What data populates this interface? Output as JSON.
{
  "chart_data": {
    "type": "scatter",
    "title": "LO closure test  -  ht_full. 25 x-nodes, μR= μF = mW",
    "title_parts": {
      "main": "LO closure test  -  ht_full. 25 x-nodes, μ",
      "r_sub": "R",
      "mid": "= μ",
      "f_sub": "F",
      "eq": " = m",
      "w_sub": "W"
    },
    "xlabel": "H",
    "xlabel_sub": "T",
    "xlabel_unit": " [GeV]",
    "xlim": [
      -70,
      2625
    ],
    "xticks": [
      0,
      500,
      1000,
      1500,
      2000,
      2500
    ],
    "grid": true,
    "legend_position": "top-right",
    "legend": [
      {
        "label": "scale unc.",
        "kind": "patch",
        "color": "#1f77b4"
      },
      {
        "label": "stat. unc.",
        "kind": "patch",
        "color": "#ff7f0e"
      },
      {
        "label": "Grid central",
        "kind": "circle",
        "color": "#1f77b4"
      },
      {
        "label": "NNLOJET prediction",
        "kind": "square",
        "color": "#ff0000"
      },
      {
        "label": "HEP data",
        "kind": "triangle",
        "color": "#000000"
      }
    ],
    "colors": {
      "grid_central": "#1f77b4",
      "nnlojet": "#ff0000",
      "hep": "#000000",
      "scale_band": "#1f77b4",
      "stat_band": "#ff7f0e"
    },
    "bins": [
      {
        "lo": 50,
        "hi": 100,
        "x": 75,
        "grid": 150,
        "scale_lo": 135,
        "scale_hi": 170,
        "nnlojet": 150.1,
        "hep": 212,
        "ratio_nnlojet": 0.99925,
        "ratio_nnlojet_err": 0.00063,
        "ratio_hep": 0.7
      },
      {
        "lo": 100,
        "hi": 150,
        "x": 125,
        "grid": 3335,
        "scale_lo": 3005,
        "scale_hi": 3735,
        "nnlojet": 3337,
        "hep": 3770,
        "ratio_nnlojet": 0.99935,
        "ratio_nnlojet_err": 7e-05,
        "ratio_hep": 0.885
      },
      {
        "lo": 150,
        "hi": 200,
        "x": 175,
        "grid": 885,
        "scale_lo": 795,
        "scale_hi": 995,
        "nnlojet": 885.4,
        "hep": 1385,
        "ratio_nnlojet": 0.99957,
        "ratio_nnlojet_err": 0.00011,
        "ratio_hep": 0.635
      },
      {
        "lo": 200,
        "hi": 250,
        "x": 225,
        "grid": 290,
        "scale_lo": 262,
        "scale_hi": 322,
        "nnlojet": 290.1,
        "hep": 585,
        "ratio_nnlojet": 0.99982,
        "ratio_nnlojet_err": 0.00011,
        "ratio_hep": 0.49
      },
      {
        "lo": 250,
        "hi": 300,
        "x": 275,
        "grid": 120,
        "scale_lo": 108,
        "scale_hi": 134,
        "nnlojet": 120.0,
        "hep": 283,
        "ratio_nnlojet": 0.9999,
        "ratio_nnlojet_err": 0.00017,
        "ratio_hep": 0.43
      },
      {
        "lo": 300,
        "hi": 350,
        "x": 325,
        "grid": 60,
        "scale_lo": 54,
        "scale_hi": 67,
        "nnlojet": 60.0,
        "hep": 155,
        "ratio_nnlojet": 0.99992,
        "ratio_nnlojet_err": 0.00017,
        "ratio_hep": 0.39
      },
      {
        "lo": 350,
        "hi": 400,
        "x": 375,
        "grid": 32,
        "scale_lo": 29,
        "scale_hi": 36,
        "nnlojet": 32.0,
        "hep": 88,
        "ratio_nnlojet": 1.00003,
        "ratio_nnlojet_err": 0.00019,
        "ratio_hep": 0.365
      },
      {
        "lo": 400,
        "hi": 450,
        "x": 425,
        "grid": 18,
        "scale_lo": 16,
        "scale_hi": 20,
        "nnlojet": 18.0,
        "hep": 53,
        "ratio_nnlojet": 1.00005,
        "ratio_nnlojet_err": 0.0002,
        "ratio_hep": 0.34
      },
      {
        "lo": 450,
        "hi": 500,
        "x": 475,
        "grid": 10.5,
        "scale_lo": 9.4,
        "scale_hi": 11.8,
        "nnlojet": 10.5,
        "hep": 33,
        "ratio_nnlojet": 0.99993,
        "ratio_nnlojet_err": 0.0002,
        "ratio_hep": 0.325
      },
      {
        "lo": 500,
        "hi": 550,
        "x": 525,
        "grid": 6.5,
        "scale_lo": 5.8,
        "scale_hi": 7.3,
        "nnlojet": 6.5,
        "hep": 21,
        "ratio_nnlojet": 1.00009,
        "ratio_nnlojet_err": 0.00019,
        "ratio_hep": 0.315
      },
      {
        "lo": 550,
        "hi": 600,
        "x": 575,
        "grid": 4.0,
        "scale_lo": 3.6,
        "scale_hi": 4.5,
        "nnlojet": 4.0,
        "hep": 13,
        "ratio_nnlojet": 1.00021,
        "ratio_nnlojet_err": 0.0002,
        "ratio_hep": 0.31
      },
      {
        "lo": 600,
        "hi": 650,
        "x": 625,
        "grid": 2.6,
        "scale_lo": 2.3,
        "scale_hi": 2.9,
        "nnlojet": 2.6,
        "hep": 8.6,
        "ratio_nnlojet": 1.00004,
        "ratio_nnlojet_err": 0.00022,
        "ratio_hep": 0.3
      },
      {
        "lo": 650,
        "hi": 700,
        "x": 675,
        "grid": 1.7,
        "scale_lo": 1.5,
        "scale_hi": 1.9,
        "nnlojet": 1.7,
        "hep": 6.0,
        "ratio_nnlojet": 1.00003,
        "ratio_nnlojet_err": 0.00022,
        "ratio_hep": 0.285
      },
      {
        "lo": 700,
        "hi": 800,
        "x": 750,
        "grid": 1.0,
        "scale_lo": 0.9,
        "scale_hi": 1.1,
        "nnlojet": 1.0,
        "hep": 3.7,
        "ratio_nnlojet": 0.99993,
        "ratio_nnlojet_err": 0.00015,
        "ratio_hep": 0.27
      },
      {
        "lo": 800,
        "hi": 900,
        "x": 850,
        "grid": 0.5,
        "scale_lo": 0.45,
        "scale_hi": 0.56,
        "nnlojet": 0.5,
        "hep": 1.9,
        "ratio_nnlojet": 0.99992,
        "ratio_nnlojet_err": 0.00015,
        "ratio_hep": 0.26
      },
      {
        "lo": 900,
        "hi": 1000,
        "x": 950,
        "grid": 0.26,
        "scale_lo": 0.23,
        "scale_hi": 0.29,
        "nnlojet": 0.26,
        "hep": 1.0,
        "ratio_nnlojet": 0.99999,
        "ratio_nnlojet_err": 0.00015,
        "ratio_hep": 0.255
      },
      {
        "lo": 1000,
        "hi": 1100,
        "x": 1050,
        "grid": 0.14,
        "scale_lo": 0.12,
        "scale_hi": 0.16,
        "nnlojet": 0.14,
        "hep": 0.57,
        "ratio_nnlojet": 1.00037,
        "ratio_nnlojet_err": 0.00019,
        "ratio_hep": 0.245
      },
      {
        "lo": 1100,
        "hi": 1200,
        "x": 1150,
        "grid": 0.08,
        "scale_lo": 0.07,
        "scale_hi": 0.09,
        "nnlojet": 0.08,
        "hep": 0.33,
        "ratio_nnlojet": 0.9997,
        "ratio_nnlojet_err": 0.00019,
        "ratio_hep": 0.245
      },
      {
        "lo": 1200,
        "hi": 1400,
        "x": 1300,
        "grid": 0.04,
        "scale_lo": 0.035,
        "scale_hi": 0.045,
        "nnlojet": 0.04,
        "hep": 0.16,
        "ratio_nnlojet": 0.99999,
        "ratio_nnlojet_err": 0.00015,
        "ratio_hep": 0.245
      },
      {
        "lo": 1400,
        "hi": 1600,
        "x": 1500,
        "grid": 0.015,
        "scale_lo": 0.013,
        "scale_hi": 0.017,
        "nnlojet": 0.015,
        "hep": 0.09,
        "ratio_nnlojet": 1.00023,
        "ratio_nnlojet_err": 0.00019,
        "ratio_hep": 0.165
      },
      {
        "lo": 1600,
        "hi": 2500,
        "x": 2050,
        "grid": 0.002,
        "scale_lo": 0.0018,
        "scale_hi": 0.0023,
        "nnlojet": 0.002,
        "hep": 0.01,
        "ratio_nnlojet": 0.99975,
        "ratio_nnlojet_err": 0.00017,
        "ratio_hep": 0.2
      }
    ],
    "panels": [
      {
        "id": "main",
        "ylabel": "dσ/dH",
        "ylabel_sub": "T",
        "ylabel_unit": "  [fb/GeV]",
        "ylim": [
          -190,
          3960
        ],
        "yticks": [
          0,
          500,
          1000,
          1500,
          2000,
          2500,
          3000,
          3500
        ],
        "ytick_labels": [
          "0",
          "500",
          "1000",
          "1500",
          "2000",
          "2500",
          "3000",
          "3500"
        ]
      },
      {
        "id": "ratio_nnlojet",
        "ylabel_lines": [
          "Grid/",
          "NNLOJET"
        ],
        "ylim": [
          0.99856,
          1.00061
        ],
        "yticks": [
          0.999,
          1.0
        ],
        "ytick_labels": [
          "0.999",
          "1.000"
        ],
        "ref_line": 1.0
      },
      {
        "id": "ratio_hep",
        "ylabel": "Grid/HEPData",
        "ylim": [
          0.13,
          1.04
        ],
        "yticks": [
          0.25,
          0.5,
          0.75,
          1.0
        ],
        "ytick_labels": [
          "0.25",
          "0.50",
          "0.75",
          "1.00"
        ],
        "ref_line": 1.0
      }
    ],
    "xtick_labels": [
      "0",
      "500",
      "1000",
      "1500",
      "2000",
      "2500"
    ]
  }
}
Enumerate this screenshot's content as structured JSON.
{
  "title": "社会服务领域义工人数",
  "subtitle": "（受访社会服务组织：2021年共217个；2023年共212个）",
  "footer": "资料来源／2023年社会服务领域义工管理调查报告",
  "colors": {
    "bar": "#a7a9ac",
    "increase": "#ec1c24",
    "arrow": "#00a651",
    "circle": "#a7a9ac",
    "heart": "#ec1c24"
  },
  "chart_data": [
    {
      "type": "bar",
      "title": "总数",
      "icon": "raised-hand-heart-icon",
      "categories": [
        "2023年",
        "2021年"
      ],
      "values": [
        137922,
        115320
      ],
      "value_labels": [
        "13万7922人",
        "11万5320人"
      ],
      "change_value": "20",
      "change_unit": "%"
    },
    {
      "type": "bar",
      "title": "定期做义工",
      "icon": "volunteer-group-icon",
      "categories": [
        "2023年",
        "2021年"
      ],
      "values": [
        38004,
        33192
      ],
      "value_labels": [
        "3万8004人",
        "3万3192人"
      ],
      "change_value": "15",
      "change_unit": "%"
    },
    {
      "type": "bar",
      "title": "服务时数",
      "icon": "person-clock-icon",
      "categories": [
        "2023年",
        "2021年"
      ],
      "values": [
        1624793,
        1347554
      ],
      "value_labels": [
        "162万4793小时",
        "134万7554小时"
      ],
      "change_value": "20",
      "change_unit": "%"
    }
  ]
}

* * * * * * *

### Task to complete
Scan the entries above for the word "JSON" and collect each line holding it.

### Final answer
What data populates this interface? Output as JSON.
Enumerate this screenshot's content as structured JSON.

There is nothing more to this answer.